## What this task involves
Reproduce the portion of the passage on Bentley's digital twin announcements starting with "To find a company" and going on through "been 3D modeled.".

## Excerpt to read

:::

A rundown of the other digital twin-related announcements follows.

Atos

To assist Bentley in creating digital twins of infrastructure projects, Bentley has enlisted Atos. A EUR€12-billion, French-based IT company, Atos—with a hundred thousand employees—has been assisting companies digitally. This includes helping with their “digital transformations,” according to the Bentley press release. Bentley goes on to say that Atos will be flying drones to capture data for modeling existing structures, as well as performing real-time monitoring of construction, performance analysis, remote operation of assets and operational training using VR environments. All of the above now will be presumably accomplished using Bentley software, wherever possible.

Plants Can Have Twins, Too

PlantSight brings together data from multiple 3D models including reality meshes in the one-portal view, allowing rapid access to information that has previously been inaccessible. (Image courtesy of Bentley.)
PlantSight brings together data from multiple 3D models including reality meshes in the one-portal view, allowing rapid access to information that has previously been inaccessible. (Image courtesy of Bentley.)

The collaboration of Siemens and Bentley brings the companies even closer together. Today, Bentley announced that, with Siemens’ help, industrial process plants will have bidirectional associativity and control with a digital twin. This would make it a commercial application of what Bentley is referring to as its “performance” digital twin. The digital twin in this case is an amalgam of the 3D models (of various formats) as well as schematics and PLM systems, using applications from both companies such as COMOS, OpenPlant, MindSphere and Teamcenter. Imagine issuing a command to close a valve on a 3D model and the real valve in the process plant does the same thing. Or vice versa, an operator closes the valve in the plant and the 3D model does the same. 

Bentley calls this vision PlantSight, and it will be marketed as service by both Bentley and Siemens. 

Agency9

To find a company that could make digital city twins, Bentley went to Stockholm to find Agency9, which has digitized “half of Sweden’s major metropolitan area.” This may mean just one city, as Sweden only has two cities with more than a half million people (Stockholm and Gothenburg). Agency9 had been using Bentley’s Context Capture and going beyond, adding the “digital context for visualizing urban infrastructure assets represented in GIS data, terrain surveys, and BIM models.” This is what our customers want, says Bentley. Bentley will now attempt to take Agency9 from Nordic cities to the rest of the world’s metro areas, most of which have not been 3D modeled. 

Terms of the acquisition were not disclosed—not that we should we expect that from a private company, as Bentley remains.

Proposal for a new quarter in an unspecified city shown as example by Agency9, possibly in the Nordics. (Image courtesy of Bentley.)

:::

## Provided material
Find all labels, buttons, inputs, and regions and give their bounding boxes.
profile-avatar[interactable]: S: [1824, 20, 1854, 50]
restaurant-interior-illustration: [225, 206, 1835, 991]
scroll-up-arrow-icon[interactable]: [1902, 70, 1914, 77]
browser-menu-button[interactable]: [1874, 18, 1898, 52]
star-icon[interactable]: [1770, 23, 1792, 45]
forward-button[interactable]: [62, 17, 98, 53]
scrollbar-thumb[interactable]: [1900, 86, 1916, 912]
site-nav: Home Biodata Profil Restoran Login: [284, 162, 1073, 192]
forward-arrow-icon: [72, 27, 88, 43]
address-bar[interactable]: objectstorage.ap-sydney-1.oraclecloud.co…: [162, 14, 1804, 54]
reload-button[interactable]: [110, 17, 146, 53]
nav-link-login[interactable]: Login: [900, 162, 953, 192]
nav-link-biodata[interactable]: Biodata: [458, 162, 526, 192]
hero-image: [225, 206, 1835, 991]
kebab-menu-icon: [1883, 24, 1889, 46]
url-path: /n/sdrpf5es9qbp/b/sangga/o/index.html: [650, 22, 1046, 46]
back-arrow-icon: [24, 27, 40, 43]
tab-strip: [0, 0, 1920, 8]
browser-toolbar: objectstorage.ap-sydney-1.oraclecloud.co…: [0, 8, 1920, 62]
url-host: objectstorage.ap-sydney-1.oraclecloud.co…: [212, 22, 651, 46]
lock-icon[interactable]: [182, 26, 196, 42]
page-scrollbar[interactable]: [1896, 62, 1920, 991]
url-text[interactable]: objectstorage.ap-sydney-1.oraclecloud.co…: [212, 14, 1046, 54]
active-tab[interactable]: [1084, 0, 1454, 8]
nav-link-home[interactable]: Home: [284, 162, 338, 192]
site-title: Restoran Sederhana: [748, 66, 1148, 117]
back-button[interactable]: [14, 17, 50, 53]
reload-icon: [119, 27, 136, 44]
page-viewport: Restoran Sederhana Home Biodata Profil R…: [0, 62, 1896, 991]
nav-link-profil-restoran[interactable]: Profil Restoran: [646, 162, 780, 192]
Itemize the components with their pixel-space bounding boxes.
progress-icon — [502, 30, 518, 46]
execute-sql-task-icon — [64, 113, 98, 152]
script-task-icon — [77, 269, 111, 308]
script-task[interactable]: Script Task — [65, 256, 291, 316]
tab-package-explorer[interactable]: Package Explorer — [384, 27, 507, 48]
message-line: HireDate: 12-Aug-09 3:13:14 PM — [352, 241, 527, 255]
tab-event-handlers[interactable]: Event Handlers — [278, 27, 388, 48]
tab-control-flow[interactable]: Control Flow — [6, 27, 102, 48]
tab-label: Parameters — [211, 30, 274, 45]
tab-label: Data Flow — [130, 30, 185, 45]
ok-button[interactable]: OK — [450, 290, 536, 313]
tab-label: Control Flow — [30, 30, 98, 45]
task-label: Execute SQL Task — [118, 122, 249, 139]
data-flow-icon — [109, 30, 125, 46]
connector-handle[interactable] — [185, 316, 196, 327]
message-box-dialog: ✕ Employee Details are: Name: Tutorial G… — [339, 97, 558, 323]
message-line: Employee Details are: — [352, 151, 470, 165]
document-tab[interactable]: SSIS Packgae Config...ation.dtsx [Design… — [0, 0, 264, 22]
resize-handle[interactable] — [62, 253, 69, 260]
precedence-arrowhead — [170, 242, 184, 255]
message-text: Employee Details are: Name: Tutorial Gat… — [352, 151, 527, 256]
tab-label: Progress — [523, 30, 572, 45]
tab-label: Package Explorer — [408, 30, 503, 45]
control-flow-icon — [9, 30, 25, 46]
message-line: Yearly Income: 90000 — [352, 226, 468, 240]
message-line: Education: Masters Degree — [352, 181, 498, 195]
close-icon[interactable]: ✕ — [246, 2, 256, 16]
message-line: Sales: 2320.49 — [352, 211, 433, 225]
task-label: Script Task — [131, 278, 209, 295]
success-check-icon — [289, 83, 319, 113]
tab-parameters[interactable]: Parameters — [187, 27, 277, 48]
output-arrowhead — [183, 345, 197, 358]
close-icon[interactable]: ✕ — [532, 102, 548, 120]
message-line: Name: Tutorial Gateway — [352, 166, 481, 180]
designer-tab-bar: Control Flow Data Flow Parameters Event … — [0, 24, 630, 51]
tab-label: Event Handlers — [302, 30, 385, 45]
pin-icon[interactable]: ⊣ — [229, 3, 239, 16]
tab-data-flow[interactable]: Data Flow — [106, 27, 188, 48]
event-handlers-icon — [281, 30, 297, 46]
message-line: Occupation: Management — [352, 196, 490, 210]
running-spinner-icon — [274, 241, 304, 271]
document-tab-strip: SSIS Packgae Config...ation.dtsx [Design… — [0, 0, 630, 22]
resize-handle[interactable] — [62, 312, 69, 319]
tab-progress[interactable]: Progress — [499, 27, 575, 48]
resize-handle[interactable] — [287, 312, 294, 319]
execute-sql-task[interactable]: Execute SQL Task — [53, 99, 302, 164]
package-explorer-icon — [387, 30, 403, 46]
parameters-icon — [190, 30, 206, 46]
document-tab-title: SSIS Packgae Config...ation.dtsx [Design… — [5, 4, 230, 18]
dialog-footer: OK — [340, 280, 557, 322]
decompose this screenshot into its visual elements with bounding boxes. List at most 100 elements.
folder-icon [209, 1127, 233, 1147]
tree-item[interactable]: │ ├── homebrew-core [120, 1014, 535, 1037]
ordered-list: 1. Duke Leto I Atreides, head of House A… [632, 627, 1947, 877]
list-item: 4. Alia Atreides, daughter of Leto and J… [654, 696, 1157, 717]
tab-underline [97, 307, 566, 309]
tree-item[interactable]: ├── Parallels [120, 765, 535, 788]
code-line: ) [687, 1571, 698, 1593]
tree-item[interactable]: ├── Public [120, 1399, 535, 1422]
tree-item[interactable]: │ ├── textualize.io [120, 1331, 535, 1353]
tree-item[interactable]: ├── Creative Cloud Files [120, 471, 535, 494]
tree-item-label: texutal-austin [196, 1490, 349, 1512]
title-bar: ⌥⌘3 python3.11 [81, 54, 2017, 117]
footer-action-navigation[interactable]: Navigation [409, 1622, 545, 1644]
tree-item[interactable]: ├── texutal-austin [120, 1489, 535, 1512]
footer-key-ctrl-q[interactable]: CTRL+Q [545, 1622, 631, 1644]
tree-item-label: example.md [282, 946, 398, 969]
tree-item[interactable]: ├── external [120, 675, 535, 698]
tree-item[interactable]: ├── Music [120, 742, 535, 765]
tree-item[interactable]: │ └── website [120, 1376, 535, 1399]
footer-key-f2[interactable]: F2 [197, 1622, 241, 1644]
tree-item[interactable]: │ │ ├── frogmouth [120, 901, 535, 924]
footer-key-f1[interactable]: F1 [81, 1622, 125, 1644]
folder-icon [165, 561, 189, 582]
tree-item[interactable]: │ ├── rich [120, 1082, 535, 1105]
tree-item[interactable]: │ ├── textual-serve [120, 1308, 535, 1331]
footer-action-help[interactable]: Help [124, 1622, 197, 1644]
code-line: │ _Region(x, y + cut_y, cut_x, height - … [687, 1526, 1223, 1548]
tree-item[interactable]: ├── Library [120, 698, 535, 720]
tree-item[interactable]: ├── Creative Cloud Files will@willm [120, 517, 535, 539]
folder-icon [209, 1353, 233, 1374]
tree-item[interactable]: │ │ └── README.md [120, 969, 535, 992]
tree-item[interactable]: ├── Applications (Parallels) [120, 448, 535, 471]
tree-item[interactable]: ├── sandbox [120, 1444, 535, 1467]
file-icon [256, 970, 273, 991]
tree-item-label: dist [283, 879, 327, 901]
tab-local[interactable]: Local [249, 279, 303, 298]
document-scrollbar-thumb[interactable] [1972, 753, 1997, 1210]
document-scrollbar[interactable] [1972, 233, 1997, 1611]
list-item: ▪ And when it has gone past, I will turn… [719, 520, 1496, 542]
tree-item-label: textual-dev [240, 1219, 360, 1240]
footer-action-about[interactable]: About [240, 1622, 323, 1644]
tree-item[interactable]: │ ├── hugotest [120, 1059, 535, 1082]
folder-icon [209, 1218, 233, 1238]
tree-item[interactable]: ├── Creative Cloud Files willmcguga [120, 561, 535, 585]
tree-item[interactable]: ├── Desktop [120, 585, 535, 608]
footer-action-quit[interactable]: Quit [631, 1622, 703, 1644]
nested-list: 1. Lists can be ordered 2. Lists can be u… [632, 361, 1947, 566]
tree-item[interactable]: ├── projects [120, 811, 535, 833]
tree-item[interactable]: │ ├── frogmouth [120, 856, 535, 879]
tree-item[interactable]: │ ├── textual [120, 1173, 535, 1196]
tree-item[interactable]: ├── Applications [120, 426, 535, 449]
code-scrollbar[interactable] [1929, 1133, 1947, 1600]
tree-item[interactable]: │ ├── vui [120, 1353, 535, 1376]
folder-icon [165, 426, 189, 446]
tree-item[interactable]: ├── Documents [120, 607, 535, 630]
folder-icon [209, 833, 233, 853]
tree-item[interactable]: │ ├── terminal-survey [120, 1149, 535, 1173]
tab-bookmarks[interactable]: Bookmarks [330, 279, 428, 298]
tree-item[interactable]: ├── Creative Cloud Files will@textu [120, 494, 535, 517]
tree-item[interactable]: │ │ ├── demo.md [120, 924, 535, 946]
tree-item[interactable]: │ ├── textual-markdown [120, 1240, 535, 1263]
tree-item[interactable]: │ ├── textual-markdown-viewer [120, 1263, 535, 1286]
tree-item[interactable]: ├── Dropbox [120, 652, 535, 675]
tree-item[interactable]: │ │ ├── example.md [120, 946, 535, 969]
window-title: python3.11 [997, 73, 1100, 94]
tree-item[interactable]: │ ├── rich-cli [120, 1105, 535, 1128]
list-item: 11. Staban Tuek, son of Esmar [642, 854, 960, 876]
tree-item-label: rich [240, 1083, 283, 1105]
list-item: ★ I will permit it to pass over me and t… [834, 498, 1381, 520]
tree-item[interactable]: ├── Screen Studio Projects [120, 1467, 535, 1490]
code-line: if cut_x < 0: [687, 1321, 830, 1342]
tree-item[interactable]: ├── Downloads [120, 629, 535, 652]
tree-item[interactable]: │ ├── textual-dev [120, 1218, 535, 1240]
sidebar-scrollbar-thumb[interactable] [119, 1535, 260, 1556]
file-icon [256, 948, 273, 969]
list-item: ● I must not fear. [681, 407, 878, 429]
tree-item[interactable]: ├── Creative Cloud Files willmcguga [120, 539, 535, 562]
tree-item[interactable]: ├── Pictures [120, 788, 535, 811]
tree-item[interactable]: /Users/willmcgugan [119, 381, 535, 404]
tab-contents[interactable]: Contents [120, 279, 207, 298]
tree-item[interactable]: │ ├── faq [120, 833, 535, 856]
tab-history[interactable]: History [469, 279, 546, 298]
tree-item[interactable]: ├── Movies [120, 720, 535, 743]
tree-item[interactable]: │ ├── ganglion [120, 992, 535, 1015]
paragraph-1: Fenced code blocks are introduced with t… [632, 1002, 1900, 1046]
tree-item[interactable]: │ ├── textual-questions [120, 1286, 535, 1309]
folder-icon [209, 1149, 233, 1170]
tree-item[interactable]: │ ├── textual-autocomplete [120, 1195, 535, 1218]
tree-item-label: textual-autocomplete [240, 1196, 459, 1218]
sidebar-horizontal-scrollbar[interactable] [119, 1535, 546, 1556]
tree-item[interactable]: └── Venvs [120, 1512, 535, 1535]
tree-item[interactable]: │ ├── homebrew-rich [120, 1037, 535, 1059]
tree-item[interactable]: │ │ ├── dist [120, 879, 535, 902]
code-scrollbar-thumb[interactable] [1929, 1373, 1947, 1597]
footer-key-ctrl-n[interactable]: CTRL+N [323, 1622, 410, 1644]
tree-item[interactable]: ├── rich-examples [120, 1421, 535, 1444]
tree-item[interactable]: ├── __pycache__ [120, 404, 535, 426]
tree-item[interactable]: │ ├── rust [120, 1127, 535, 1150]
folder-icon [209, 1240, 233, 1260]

:::

## Result of the exercise
To find a company that could make digital city twins, Bentley went to Stockholm to find Agency9, which has digitized “half of Sweden’s major metropolitan area.” This may mean just one city, as Sweden only has two cities with more than a half million people (Stockholm and Gothenburg). Agency9 had been using Bentley’s Context Capture and going beyond, adding the “digital context for visualizing urban infrastructure assets represented in GIS data, terrain surveys, and BIM models.” This is what our customers want, says Bentley. Bentley will now attempt to take Agency9 from Nordic cities to the rest of the world’s metro areas, most of which have not been 3D modeled.